» **RECORDS FOR THIS EXERCISE**:
================

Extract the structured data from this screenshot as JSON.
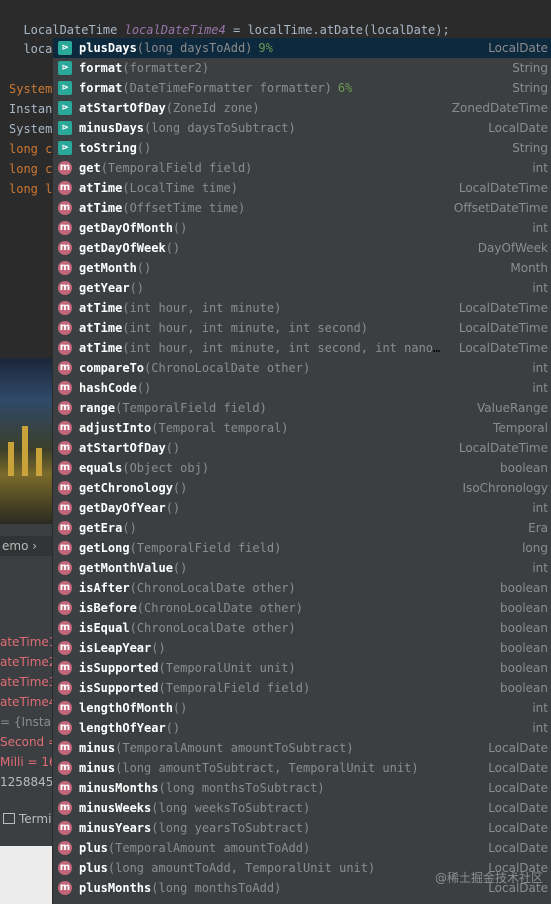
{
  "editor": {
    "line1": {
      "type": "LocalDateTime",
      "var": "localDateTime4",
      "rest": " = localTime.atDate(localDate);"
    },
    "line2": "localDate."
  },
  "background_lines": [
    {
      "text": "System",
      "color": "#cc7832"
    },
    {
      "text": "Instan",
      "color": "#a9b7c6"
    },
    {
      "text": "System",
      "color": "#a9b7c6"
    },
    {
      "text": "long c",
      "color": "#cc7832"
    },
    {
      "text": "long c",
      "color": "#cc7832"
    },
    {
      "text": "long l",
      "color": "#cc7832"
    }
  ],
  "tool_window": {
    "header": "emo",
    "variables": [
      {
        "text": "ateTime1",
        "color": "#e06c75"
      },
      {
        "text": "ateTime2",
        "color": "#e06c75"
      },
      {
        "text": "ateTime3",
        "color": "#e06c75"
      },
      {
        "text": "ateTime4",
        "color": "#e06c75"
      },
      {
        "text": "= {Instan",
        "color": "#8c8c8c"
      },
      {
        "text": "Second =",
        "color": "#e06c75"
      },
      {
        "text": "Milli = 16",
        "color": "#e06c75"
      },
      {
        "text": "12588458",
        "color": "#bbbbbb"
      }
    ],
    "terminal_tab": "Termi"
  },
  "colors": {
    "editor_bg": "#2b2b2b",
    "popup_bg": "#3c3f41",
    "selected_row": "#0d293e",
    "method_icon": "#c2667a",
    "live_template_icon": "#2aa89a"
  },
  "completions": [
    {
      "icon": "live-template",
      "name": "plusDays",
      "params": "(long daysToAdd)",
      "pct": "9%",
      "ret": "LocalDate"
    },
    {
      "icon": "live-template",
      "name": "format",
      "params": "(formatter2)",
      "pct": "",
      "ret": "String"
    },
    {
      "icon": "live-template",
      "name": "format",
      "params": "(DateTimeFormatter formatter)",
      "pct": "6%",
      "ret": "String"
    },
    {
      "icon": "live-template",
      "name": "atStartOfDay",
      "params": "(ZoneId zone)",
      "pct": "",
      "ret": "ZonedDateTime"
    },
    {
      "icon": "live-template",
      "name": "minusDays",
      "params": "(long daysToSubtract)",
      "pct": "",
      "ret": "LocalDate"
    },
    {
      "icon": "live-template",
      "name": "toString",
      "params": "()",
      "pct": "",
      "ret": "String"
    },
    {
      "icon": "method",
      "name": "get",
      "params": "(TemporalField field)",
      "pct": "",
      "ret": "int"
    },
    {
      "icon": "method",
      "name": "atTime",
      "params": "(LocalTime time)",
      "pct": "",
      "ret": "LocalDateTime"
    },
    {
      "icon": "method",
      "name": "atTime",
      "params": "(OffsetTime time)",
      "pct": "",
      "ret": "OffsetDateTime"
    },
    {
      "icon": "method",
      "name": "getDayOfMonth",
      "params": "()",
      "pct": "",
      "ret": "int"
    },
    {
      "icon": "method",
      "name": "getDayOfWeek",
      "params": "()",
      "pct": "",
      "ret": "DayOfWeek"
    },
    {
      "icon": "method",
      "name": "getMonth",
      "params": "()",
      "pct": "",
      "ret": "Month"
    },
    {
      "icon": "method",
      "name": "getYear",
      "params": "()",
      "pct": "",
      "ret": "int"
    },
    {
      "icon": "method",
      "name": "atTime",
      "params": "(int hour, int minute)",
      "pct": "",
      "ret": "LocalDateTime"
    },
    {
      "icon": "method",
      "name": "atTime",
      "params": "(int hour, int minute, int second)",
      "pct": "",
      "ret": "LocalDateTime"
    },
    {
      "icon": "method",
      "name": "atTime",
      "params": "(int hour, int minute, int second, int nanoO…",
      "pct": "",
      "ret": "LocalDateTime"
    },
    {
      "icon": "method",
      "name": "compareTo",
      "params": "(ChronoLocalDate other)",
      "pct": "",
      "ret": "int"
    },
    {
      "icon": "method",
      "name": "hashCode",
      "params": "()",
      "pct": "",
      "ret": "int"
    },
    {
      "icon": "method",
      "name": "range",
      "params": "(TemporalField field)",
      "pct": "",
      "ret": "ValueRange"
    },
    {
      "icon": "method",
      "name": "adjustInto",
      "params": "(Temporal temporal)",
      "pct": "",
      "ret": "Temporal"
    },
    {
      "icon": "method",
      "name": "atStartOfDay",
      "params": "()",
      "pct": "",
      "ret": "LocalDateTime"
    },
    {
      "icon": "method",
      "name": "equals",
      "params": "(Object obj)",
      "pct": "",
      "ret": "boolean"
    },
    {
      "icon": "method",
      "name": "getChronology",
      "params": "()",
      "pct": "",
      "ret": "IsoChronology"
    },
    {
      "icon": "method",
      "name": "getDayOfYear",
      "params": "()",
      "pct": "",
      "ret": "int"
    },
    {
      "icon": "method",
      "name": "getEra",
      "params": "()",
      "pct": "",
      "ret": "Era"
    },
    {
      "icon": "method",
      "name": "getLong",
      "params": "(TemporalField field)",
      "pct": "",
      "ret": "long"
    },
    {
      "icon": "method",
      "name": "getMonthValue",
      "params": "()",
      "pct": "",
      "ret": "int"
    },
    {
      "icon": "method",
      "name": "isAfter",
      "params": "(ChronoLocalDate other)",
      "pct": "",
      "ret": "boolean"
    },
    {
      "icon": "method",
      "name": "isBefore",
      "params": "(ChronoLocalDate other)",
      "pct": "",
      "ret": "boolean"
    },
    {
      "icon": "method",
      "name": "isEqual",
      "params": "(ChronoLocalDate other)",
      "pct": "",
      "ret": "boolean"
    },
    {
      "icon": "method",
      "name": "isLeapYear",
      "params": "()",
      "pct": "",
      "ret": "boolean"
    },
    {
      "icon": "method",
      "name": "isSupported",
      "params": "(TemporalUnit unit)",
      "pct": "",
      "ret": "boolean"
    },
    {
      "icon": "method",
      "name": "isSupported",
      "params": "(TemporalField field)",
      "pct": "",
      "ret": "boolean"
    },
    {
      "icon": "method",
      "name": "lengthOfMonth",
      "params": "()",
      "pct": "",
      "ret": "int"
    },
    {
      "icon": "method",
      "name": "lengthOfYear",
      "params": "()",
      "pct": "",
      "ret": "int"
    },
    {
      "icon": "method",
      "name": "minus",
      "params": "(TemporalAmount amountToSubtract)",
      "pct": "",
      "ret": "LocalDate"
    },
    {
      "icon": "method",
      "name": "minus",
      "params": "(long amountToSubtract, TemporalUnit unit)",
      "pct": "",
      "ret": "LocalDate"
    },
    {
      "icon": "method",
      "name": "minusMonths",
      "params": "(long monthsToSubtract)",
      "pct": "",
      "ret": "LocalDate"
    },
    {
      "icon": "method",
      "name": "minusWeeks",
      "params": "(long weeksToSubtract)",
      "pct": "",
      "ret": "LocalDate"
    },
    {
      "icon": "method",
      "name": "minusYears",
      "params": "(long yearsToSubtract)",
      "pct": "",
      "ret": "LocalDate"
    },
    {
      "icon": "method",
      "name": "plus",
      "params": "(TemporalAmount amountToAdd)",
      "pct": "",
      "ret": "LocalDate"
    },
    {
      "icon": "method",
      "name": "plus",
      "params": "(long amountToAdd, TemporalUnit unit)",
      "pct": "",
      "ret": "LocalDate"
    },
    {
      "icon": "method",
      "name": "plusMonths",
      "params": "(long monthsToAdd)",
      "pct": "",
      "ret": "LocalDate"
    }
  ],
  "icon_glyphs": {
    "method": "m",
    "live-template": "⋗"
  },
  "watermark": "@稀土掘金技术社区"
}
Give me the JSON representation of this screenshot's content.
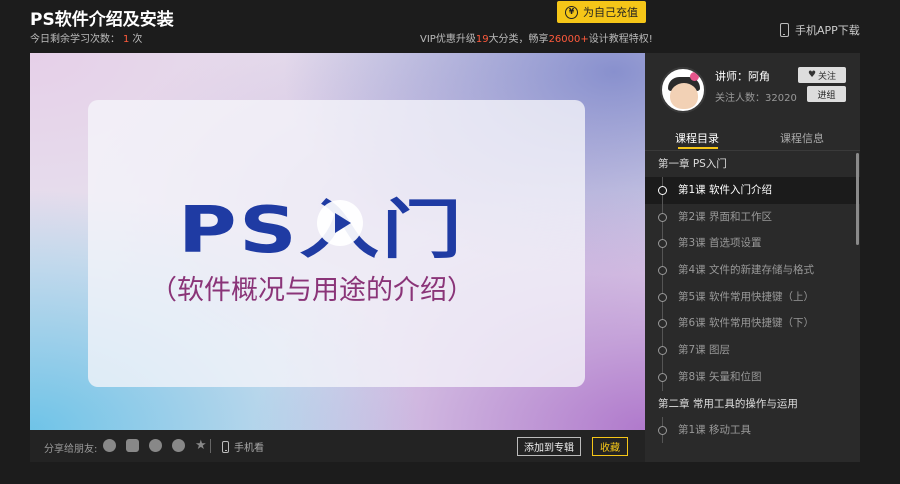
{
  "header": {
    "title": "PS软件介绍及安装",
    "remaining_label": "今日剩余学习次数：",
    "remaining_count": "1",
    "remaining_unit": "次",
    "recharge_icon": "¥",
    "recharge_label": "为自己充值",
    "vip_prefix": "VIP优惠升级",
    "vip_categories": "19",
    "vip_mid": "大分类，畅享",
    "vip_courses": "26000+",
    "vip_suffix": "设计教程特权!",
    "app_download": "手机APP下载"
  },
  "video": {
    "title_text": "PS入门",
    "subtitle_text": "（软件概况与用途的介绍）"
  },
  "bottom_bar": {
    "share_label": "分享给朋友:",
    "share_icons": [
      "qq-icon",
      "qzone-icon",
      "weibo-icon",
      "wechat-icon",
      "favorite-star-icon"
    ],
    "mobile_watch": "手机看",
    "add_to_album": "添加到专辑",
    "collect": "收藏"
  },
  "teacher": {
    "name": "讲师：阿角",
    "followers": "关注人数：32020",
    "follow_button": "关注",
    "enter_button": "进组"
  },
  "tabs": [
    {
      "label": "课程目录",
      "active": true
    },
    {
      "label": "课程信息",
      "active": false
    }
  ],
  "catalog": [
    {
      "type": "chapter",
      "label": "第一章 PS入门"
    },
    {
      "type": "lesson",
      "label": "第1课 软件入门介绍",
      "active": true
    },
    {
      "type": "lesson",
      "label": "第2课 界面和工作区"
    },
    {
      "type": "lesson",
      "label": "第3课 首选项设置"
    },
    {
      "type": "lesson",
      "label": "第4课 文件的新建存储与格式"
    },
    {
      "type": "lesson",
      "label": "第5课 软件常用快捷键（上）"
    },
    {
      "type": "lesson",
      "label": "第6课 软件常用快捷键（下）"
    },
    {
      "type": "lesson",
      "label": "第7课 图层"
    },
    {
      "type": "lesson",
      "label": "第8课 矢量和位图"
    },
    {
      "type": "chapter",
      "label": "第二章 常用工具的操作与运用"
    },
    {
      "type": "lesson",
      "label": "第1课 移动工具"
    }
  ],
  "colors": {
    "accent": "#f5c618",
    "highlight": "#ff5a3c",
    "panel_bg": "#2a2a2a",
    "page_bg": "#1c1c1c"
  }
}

================

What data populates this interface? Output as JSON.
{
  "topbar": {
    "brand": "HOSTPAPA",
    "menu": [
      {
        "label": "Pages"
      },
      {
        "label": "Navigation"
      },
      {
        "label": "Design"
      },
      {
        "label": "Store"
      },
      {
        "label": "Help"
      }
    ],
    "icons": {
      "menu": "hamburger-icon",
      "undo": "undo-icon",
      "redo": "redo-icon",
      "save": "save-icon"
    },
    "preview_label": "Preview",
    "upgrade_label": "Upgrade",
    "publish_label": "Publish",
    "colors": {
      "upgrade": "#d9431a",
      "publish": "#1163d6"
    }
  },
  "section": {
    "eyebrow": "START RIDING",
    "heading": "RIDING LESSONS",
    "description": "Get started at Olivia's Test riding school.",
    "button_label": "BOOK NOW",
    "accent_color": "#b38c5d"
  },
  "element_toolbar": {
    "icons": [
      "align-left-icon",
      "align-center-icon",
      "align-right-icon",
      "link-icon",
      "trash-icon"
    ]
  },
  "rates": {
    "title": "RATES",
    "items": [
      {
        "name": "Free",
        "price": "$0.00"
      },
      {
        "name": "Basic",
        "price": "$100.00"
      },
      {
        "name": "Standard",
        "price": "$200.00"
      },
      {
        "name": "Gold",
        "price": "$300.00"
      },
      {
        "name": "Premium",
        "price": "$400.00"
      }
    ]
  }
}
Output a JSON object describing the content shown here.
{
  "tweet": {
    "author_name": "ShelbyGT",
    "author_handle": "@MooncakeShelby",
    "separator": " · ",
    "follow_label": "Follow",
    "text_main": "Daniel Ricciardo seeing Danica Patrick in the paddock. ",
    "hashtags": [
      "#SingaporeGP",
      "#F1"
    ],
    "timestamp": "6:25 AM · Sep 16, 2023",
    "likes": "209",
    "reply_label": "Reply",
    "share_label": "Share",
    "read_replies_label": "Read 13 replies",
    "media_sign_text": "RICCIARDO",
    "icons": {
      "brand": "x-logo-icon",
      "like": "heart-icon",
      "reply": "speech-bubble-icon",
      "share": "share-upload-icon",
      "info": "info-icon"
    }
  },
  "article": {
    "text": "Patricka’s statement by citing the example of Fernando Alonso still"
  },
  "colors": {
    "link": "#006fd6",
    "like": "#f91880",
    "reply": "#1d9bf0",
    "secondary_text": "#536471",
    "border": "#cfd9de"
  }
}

================

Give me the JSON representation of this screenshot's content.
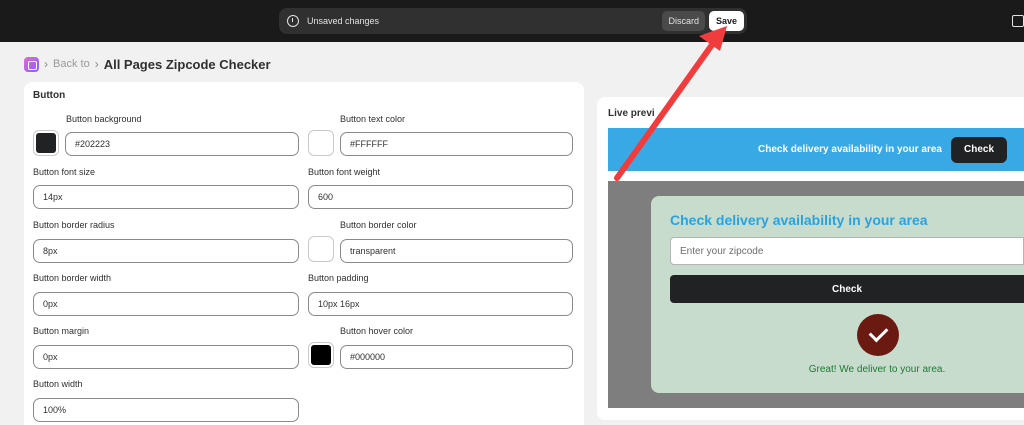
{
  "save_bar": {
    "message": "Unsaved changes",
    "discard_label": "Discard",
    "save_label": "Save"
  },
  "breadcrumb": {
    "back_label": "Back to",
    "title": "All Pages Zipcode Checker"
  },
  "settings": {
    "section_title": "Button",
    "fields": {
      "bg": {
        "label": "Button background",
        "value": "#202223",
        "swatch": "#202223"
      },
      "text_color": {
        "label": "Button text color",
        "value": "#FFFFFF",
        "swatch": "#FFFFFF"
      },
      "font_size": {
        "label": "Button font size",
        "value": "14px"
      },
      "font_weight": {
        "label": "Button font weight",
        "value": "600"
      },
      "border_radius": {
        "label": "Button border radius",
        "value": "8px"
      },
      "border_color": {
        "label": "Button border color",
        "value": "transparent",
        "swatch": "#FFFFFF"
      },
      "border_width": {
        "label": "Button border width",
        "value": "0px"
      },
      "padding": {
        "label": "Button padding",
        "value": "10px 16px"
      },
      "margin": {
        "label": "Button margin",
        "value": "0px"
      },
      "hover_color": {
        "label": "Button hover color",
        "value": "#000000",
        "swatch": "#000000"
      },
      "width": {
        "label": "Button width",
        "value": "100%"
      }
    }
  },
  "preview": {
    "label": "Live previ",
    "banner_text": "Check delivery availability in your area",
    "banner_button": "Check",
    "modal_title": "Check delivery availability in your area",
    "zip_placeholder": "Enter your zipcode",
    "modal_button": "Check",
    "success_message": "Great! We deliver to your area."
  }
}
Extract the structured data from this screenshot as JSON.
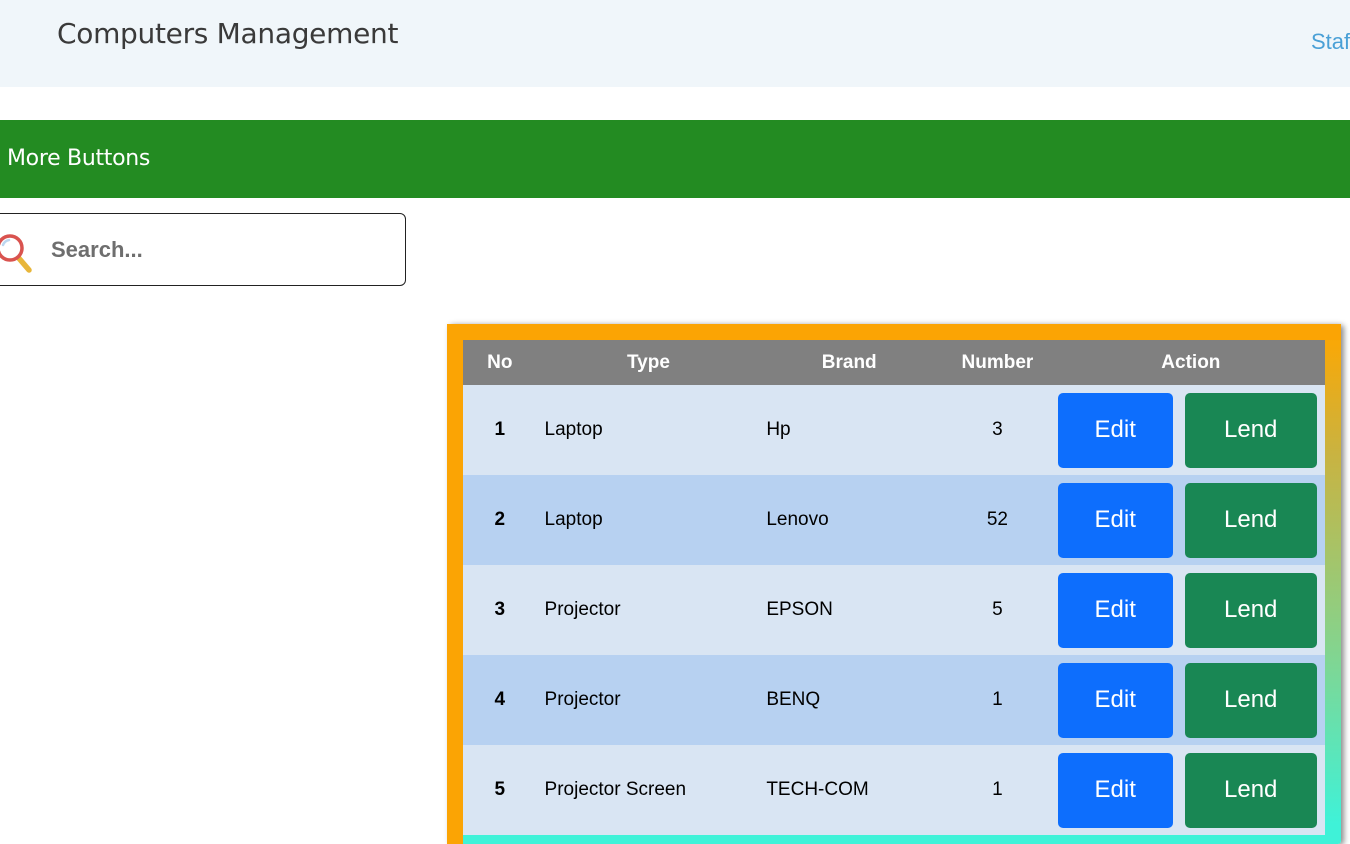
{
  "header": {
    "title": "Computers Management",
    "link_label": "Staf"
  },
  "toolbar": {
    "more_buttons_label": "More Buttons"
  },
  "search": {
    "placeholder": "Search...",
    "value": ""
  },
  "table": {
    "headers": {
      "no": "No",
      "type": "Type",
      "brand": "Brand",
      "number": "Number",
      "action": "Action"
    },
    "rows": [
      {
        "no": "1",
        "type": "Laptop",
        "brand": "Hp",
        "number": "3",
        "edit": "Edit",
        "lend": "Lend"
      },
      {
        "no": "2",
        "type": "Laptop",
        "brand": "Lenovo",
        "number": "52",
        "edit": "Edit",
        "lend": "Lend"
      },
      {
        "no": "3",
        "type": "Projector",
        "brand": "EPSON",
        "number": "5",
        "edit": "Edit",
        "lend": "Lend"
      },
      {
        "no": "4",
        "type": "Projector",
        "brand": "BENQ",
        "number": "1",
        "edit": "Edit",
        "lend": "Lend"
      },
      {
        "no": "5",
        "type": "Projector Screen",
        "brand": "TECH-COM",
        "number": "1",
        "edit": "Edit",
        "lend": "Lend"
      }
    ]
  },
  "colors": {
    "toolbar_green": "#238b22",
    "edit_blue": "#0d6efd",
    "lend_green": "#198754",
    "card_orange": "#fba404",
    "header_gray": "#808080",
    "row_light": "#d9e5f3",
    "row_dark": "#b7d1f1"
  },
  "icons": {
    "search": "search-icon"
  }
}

================

» **SHORT EXERCISE**:
Only the number is needed here: how many lines of the records contain "Output"?

» **RESULT BELOW**:
2